=== Records about charts and figures ===
────────────────────────────────────────

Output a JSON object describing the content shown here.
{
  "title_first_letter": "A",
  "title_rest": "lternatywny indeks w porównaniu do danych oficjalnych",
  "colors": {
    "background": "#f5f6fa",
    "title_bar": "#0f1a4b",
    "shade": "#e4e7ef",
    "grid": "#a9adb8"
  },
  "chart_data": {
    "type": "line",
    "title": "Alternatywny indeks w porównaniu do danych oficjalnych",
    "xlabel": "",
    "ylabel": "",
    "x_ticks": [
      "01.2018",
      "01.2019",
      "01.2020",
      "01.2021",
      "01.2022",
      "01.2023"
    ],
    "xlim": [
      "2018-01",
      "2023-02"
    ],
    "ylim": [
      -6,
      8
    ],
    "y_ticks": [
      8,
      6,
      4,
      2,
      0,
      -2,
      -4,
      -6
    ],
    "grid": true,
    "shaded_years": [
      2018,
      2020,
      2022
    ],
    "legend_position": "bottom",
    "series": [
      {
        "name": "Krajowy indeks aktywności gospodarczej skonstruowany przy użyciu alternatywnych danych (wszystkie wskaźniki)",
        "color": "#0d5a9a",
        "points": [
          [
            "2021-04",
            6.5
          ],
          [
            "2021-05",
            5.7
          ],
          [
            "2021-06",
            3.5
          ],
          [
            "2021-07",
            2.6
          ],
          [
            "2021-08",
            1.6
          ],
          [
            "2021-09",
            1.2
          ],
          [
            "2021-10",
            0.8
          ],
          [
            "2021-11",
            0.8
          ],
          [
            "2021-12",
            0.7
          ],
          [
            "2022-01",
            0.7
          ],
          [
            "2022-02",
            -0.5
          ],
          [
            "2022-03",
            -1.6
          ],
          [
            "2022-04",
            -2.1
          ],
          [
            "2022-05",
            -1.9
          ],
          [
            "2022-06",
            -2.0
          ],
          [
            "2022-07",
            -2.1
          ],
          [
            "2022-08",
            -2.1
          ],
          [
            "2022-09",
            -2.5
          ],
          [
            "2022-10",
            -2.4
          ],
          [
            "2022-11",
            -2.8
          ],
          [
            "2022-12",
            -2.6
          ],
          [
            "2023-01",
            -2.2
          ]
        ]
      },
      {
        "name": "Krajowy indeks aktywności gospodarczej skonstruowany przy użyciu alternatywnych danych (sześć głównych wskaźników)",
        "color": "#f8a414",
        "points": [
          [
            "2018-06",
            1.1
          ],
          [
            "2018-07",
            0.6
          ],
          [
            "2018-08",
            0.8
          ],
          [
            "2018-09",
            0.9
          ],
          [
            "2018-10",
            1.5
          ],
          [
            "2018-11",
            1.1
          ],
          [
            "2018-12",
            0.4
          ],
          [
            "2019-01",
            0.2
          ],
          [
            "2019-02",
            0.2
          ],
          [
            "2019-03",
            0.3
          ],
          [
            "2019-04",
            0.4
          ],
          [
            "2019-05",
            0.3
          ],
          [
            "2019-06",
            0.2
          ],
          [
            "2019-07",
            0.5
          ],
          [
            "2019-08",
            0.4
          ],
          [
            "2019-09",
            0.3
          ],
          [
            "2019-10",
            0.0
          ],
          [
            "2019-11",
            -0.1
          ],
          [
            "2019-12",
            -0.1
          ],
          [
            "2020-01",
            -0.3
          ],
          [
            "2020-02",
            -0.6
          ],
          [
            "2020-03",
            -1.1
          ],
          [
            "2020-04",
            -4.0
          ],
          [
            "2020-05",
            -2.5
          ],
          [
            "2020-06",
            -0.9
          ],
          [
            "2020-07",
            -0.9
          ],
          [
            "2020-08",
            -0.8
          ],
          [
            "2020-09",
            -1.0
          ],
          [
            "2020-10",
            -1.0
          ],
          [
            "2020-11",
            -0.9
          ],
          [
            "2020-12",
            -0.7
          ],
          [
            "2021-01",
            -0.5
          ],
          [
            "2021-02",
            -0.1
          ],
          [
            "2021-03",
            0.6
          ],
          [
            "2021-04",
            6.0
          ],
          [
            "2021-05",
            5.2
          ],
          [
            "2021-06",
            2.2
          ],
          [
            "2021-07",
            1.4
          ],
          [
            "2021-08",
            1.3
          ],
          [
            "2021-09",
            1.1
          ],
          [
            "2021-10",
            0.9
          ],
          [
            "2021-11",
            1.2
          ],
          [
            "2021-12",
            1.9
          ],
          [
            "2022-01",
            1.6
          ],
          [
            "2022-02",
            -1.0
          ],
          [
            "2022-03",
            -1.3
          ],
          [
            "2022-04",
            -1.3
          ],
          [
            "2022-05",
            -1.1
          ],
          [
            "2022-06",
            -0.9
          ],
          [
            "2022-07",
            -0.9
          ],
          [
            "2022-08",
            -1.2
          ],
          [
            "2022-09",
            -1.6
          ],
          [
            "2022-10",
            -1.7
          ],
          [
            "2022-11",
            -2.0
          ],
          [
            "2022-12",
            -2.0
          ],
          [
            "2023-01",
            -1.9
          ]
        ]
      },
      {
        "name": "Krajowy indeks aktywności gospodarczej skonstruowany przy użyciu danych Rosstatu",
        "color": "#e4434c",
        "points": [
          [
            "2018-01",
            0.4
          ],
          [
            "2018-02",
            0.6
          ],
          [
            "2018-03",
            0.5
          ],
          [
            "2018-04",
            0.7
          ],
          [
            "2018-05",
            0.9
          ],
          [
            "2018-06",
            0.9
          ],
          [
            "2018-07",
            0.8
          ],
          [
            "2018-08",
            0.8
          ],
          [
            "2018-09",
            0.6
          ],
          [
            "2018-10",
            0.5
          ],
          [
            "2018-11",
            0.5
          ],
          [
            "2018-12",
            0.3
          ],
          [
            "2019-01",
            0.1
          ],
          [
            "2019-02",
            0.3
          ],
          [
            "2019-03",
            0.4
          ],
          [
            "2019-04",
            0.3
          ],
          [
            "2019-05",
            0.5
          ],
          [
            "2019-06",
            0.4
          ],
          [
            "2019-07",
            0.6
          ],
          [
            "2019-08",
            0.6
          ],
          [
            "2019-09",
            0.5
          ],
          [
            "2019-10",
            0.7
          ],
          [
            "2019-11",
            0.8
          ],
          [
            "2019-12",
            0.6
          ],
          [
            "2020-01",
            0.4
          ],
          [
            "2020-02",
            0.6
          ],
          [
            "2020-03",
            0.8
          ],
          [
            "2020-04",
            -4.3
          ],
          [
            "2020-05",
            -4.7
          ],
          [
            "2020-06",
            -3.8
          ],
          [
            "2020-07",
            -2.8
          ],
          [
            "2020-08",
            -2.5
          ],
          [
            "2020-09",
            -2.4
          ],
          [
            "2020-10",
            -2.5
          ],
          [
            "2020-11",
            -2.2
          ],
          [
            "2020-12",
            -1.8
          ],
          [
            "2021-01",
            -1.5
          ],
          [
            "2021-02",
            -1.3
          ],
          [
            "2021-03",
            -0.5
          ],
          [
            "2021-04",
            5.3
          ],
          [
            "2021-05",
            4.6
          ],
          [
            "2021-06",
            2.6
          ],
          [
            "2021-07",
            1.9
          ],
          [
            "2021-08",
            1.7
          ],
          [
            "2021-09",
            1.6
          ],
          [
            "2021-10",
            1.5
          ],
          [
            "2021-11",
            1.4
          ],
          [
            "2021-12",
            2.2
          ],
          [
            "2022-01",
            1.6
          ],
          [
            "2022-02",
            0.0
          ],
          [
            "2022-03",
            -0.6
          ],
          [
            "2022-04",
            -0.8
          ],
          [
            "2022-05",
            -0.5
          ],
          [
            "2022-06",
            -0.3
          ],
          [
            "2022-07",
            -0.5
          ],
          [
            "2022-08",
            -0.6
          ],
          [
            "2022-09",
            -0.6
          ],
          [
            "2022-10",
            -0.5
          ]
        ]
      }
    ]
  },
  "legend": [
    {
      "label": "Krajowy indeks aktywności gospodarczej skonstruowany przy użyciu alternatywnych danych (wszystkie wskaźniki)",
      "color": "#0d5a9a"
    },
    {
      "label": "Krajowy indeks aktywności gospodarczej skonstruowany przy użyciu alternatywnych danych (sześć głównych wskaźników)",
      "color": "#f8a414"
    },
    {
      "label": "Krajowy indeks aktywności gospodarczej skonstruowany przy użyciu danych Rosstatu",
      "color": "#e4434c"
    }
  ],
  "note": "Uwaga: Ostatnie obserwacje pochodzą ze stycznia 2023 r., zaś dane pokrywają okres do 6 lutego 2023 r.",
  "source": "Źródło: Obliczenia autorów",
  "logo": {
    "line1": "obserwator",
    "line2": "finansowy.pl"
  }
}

────────────────────────────────────────

Scan the material line by line and report each one that contains "przy".

=== Exercise result ===
        "name": "Krajowy indeks aktywności gospodarczej skonstruowany przy użyciu alternatywnych danych (wszystkie wskaźniki)",
        "name": "Krajowy indeks aktywności gospodarczej skonstruowany przy użyciu alternatywnych danych (sześć głównych wskaźników)",
        "name": "Krajowy indeks aktywności gospodarczej skonstruowany przy użyciu danych Rosstatu",
      "label": "Krajowy indeks aktywności gospodarczej skonstruowany przy użyciu alternatywnych danych (wszystkie wskaźniki)",
      "label": "Krajowy indeks aktywności gospodarczej skonstruowany przy użyciu alternatywnych danych (sześć głównych wskaźników)",
      "label": "Krajowy indeks aktywności gospodarczej skonstruowany przy użyciu danych Rosstatu",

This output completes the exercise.